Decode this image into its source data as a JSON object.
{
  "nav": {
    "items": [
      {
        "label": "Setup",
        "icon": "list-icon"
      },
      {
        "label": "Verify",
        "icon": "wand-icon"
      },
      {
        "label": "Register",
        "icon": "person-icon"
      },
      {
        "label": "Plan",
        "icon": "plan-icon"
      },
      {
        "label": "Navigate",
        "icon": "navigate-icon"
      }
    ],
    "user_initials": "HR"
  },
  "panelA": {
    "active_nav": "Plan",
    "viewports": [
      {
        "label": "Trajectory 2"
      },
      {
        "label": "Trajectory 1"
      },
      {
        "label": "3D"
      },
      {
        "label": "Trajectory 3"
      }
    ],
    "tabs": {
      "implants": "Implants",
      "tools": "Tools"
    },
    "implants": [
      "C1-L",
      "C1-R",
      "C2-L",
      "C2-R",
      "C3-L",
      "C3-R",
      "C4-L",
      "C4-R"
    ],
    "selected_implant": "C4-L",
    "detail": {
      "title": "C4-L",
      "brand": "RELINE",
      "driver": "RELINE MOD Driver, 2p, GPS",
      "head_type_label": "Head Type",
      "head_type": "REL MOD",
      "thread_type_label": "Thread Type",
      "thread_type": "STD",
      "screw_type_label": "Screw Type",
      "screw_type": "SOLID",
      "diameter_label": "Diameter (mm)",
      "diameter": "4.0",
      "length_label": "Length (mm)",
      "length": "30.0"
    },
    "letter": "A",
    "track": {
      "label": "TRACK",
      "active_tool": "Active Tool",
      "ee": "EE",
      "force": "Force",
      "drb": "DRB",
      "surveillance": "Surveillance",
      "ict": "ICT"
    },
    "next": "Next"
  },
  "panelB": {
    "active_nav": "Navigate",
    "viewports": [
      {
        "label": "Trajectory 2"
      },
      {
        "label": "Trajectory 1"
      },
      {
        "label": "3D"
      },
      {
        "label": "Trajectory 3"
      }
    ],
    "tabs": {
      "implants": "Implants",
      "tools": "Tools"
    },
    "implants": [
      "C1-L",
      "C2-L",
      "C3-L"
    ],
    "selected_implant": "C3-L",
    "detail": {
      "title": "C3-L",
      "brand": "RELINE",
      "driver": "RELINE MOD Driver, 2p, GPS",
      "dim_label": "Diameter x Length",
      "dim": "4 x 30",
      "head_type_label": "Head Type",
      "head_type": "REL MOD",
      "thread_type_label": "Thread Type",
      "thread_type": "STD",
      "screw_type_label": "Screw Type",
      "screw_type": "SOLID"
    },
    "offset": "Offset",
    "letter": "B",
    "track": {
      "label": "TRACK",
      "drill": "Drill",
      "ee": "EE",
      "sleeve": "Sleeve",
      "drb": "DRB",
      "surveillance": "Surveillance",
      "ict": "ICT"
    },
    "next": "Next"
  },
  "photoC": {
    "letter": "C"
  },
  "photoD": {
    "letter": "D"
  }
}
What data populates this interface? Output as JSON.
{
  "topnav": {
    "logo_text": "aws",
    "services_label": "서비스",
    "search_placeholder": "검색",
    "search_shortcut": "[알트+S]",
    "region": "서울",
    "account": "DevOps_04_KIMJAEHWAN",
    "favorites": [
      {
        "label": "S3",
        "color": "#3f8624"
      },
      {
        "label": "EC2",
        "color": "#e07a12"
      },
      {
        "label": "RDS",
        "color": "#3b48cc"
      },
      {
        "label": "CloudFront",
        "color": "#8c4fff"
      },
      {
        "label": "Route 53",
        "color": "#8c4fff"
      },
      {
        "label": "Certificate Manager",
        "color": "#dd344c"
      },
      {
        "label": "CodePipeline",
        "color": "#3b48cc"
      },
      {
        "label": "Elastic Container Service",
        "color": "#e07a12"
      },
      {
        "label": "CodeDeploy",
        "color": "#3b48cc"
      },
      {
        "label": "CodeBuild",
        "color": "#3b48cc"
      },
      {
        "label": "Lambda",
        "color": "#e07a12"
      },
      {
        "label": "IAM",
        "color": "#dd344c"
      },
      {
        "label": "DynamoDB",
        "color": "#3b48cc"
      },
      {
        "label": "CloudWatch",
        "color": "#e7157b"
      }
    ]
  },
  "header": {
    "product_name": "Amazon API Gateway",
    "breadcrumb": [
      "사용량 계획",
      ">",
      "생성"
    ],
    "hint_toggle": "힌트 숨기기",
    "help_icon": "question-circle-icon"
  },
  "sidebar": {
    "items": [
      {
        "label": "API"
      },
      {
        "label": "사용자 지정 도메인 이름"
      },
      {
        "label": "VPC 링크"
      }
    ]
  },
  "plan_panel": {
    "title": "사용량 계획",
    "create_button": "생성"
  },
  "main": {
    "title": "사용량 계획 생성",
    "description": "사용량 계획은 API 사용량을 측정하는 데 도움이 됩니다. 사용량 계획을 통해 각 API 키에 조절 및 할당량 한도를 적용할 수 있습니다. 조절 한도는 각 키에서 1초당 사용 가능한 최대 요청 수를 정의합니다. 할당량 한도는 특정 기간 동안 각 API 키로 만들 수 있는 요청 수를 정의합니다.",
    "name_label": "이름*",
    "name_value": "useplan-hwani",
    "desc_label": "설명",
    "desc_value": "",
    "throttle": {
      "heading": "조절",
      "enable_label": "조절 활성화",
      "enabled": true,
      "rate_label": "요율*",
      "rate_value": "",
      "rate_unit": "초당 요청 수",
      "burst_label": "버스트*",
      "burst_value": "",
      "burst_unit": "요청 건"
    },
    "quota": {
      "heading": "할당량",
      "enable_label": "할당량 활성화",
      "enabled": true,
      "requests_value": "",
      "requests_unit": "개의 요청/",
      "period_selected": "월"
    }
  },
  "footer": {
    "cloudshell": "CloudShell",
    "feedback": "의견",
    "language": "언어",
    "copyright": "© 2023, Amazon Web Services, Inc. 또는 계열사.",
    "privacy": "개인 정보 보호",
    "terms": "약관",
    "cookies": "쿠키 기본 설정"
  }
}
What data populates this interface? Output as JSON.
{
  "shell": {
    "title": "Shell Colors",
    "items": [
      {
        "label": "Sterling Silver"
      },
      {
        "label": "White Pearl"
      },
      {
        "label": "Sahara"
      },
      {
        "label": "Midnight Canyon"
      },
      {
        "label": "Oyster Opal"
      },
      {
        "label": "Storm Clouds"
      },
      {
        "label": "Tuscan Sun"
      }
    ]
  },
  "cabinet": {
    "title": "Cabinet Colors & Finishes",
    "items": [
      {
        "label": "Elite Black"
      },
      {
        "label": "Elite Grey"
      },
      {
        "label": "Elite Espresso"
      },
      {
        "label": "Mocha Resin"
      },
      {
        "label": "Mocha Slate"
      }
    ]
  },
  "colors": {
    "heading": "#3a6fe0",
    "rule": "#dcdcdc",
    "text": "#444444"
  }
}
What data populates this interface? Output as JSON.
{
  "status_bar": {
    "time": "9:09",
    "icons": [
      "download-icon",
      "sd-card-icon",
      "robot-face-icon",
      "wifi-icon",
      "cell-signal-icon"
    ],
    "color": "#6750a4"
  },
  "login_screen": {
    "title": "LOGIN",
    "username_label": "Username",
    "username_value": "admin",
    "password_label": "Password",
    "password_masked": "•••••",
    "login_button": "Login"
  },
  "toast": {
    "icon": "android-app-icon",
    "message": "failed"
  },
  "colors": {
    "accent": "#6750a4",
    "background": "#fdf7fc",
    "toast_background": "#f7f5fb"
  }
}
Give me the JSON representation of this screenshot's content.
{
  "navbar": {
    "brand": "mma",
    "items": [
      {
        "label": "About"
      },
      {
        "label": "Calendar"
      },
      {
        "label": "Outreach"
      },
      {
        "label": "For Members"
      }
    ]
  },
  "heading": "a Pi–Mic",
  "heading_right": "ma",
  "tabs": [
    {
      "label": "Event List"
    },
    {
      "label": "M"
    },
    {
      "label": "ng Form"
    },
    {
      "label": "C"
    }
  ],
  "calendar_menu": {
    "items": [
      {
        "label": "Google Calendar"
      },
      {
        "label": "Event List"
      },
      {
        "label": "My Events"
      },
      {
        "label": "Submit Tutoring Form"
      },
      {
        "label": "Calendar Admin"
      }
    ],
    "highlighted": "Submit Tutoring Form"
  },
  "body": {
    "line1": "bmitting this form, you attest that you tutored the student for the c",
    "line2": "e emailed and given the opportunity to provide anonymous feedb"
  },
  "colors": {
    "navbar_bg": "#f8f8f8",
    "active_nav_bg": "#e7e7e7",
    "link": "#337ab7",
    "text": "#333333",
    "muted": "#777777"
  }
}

EXERCISE AIM: Copy out each line that contains the word "title".

WRITTEN RESPONSE:
      "title": "C4-L",
      "title": "C3-L",
    "title": "사용량 계획",
    "title": "사용량 계획 생성",
    "title": "Shell Colors",
    "title": "Cabinet Colors & Finishes",
    "title": "LOGIN",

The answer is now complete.